### Stored records:
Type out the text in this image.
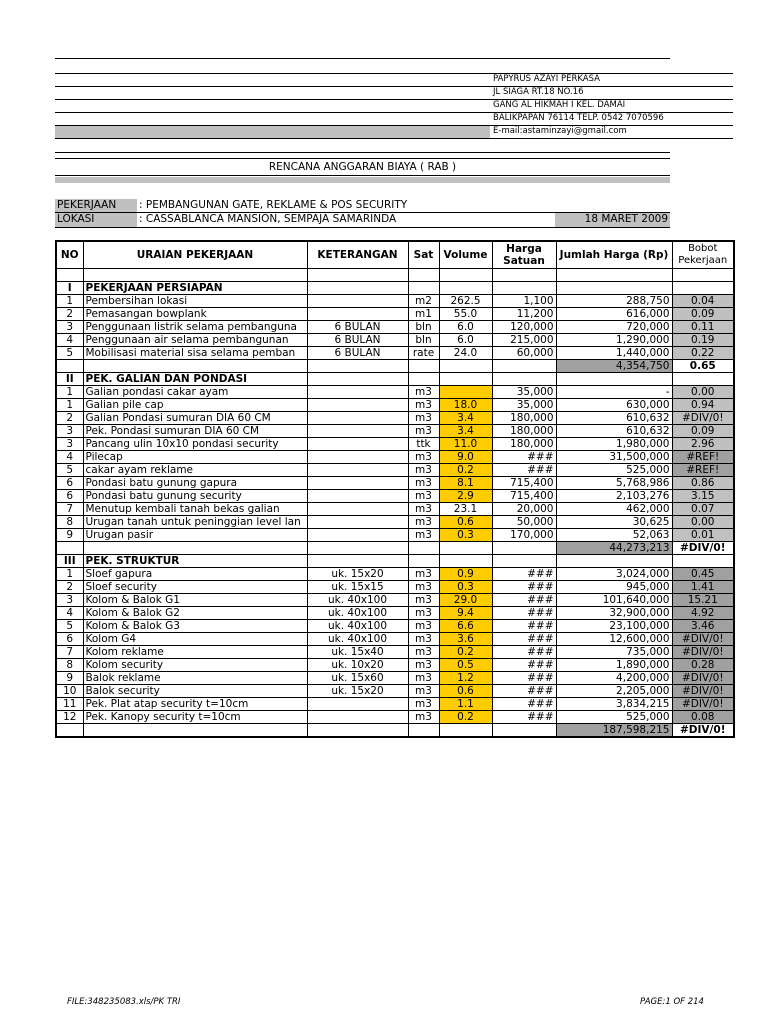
PAPYRUS AZAYI PERKASA
JL SIAGA RT.18 NO.16
GANG AL HIKMAH I KEL. DAMAI
BALIKPAPAN 76114 TELP. 0542 7070596
E-mail:astaminzayi@gmail.com
RENCANA ANGGARAN BIAYA ( RAB )
PEKERJAAN : PEMBANGUNAN GATE, REKLAME & POS SECURITY
LOKASI	: CASSABLANCA MANSION, SEMPAJA SAMARINDA	18 MARET 2009
NO	URAIAN PEKERJAAN	KETERANGAN	Sat	Volume	Harga Satuan	Jumlah Harga (Rp)	Bobot Pekerjaan

I	PEKERJAAN PERSIAPAN						
1	Pembersihan lokasi		m2	262.5	1,100	288,750	0.04
2	Pemasangan bowplank		m1	55.0	11,200	616,000	0.09
3	Penggunaan listrik selama pembanguna	6 BULAN	bln	6.0	120,000	720,000	0.11
4	Penggunaan air selama pembangunan	6 BULAN	bln	6.0	215,000	1,290,000	0.19
5	Mobilisasi material sisa selama pemban	6 BULAN	rate	24.0	60,000	1,440,000	0.22
						4,354,750	0.65
II	PEK. GALIAN DAN PONDASI						
1	Galian pondasi cakar ayam		m3		35,000	-	0.00
1	Galian pile cap		m3	18.0	35,000	630,000	0.94
2	Galian Pondasi sumuran DIA 60 CM		m3	3.4	180,000	610,632	#DIV/0!
3	Pek. Pondasi sumuran DIA 60 CM		m3	3.4	180,000	610,632	0.09
3	Pancang ulin 10x10 pondasi security		ttk	11.0	180,000	1,980,000	2.96
4	Pilecap		m3	9.0	###	31,500,000	#REF!
5	cakar ayam reklame		m3	0.2	###	525,000	#REF!
6	Pondasi batu gunung gapura		m3	8.1	715,400	5,768,986	0.86
6	Pondasi batu gunung security		m3	2.9	715,400	2,103,276	3.15
7	Menutup kembali tanah bekas galian		m3	23.1	20,000	462,000	0.07
8	Urugan tanah untuk peninggian level lan		m3	0.6	50,000	30,625	0.00
9	Urugan pasir		m3	0.3	170,000	52,063	0.01
						44,273,213	#DIV/0!
III	PEK. STRUKTUR						
1	Sloef gapura	uk. 15x20	m3	0.9	###	3,024,000	0.45
2	Sloef security	uk. 15x15	m3	0.3	###	945,000	1.41
3	Kolom & Balok G1	uk. 40x100	m3	29.0	###	101,640,000	15.21
4	Kolom & Balok G2	uk. 40x100	m3	9.4	###	32,900,000	4.92
5	Kolom & Balok G3	uk. 40x100	m3	6.6	###	23,100,000	3.46
6	Kolom G4	uk. 40x100	m3	3.6	###	12,600,000	#DIV/0!
7	Kolom reklame	uk. 15x40	m3	0.2	###	735,000	#DIV/0!
8	Kolom security	uk. 10x20	m3	0.5	###	1,890,000	0.28
9	Balok reklame	uk. 15x60	m3	1.2	###	4,200,000	#DIV/0!
10	Balok security	uk. 15x20	m3	0.6	###	2,205,000	#DIV/0!
11	Pek. Plat atap security t=10cm		m3	1.1	###	3,834,215	#DIV/0!
12	Pek. Kanopy security t=10cm		m3	0.2	###	525,000	0.08
						187,598,215	#DIV/0!
FILE:348235083.xls/PK TRI	PAGE:1 OF 214
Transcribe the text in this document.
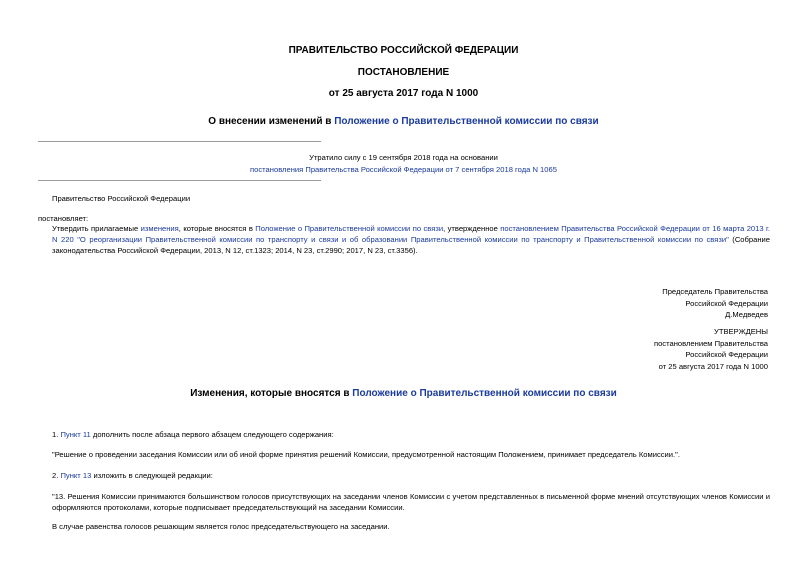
ПРАВИТЕЛЬСТВО РОССИЙСКОЙ ФЕДЕРАЦИИ
ПОСТАНОВЛЕНИЕ
от 25 августа 2017 года N 1000
О внесении изменений в Положение о Правительственной комиссии по связи
Утратило силу с 19 сентября 2018 года на основании
постановления Правительства Российской Федерации от 7 сентября 2018 года N 1065
Правительство Российской Федерации
постановляет:
Утвердить прилагаемые изменения, которые вносятся в Положение о Правительственной комиссии по связи, утвержденное постановлением Правительства Российской Федерации от 16 марта 2013 г. N 220 "О реорганизации Правительственной комиссии по транспорту и связи и об образовании Правительственной комиссии по транспорту и Правительственной комиссии по связи" (Собрание законодательства Российской Федерации, 2013, N 12, ст.1323; 2014, N 23, ст.2990; 2017, N 23, ст.3356).
Председатель Правительства
Российской Федерации
Д.Медведев
УТВЕРЖДЕНЫ
постановлением Правительства
Российской Федерации
от 25 августа 2017 года N 1000
Изменения, которые вносятся в Положение о Правительственной комиссии по связи
1. Пункт 11 дополнить после абзаца первого абзацем следующего содержания:
"Решение о проведении заседания Комиссии или об иной форме принятия решений Комиссии, предусмотренной настоящим Положением, принимает председатель Комиссии.".
2. Пункт 13 изложить в следующей редакции:
"13. Решения Комиссии принимаются большинством голосов присутствующих на заседании членов Комиссии с учетом представленных в письменной форме мнений отсутствующих членов Комиссии и оформляются протоколами, которые подписывает председательствующий на заседании Комиссии.
В случае равенства голосов решающим является голос председательствующего на заседании.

### REQUIRED WORK:
All preceding records should be duplicated verbatim, images excepted.

### TASK RESPONSE:
Type out the text in this image.
PAPYRUS AZAYI PERKASA
JL SIAGA RT.18 NO.16
GANG AL HIKMAH I KEL. DAMAI
BALIKPAPAN 76114 TELP. 0542 7070596
E-mail:astaminzayi@gmail.com
RENCANA ANGGARAN BIAYA ( RAB )
PEKERJAAN : PEMBANGUNAN GATE, REKLAME & POS SECURITY
LOKASI	: CASSABLANCA MANSION, SEMPAJA SAMARINDA	18 MARET 2009
NO	URAIAN PEKERJAAN	KETERANGAN	Sat	Volume	Harga Satuan	Jumlah Harga (Rp)	Bobot Pekerjaan

I	PEKERJAAN PERSIAPAN						
1	Pembersihan lokasi		m2	262.5	1,100	288,750	0.04
2	Pemasangan bowplank		m1	55.0	11,200	616,000	0.09
3	Penggunaan listrik selama pembanguna	6 BULAN	bln	6.0	120,000	720,000	0.11
4	Penggunaan air selama pembangunan	6 BULAN	bln	6.0	215,000	1,290,000	0.19
5	Mobilisasi material sisa selama pemban	6 BULAN	rate	24.0	60,000	1,440,000	0.22
						4,354,750	0.65
II	PEK. GALIAN DAN PONDASI						
1	Galian pondasi cakar ayam		m3		35,000	-	0.00
1	Galian pile cap		m3	18.0	35,000	630,000	0.94
2	Galian Pondasi sumuran DIA 60 CM		m3	3.4	180,000	610,632	#DIV/0!
3	Pek. Pondasi sumuran DIA 60 CM		m3	3.4	180,000	610,632	0.09
3	Pancang ulin 10x10 pondasi security		ttk	11.0	180,000	1,980,000	2.96
4	Pilecap		m3	9.0	###	31,500,000	#REF!
5	cakar ayam reklame		m3	0.2	###	525,000	#REF!
6	Pondasi batu gunung gapura		m3	8.1	715,400	5,768,986	0.86
6	Pondasi batu gunung security		m3	2.9	715,400	2,103,276	3.15
7	Menutup kembali tanah bekas galian		m3	23.1	20,000	462,000	0.07
8	Urugan tanah untuk peninggian level lan		m3	0.6	50,000	30,625	0.00
9	Urugan pasir		m3	0.3	170,000	52,063	0.01
						44,273,213	#DIV/0!
III	PEK. STRUKTUR						
1	Sloef gapura	uk. 15x20	m3	0.9	###	3,024,000	0.45
2	Sloef security	uk. 15x15	m3	0.3	###	945,000	1.41
3	Kolom & Balok G1	uk. 40x100	m3	29.0	###	101,640,000	15.21
4	Kolom & Balok G2	uk. 40x100	m3	9.4	###	32,900,000	4.92
5	Kolom & Balok G3	uk. 40x100	m3	6.6	###	23,100,000	3.46
6	Kolom G4	uk. 40x100	m3	3.6	###	12,600,000	#DIV/0!
7	Kolom reklame	uk. 15x40	m3	0.2	###	735,000	#DIV/0!
8	Kolom security	uk. 10x20	m3	0.5	###	1,890,000	0.28
9	Balok reklame	uk. 15x60	m3	1.2	###	4,200,000	#DIV/0!
10	Balok security	uk. 15x20	m3	0.6	###	2,205,000	#DIV/0!
11	Pek. Plat atap security t=10cm		m3	1.1	###	3,834,215	#DIV/0!
12	Pek. Kanopy security t=10cm		m3	0.2	###	525,000	0.08
						187,598,215	#DIV/0!
FILE:348235083.xls/PK TRI	PAGE:1 OF 214
Transcribe the text in this document.
ПРАВИТЕЛЬСТВО РОССИЙСКОЙ ФЕДЕРАЦИИ
ПОСТАНОВЛЕНИЕ
от 25 августа 2017 года N 1000
О внесении изменений в Положение о Правительственной комиссии по связи
Утратило силу с 19 сентября 2018 года на основании
постановления Правительства Российской Федерации от 7 сентября 2018 года N 1065
Правительство Российской Федерации
постановляет:
Утвердить прилагаемые изменения, которые вносятся в Положение о Правительственной комиссии по связи, утвержденное постановлением Правительства Российской Федерации от 16 марта 2013 г. N 220 "О реорганизации Правительственной комиссии по транспорту и связи и об образовании Правительственной комиссии по транспорту и Правительственной комиссии по связи" (Собрание законодательства Российской Федерации, 2013, N 12, ст.1323; 2014, N 23, ст.2990; 2017, N 23, ст.3356).
Председатель Правительства
Российской Федерации
Д.Медведев
УТВЕРЖДЕНЫ
постановлением Правительства
Российской Федерации
от 25 августа 2017 года N 1000
Изменения, которые вносятся в Положение о Правительственной комиссии по связи
1. Пункт 11 дополнить после абзаца первого абзацем следующего содержания:
"Решение о проведении заседания Комиссии или об иной форме принятия решений Комиссии, предусмотренной настоящим Положением, принимает председатель Комиссии.".
2. Пункт 13 изложить в следующей редакции:
"13. Решения Комиссии принимаются большинством голосов присутствующих на заседании членов Комиссии с учетом представленных в письменной форме мнений отсутствующих членов Комиссии и оформляются протоколами, которые подписывает председательствующий на заседании Комиссии.
В случае равенства голосов решающим является голос председательствующего на заседании.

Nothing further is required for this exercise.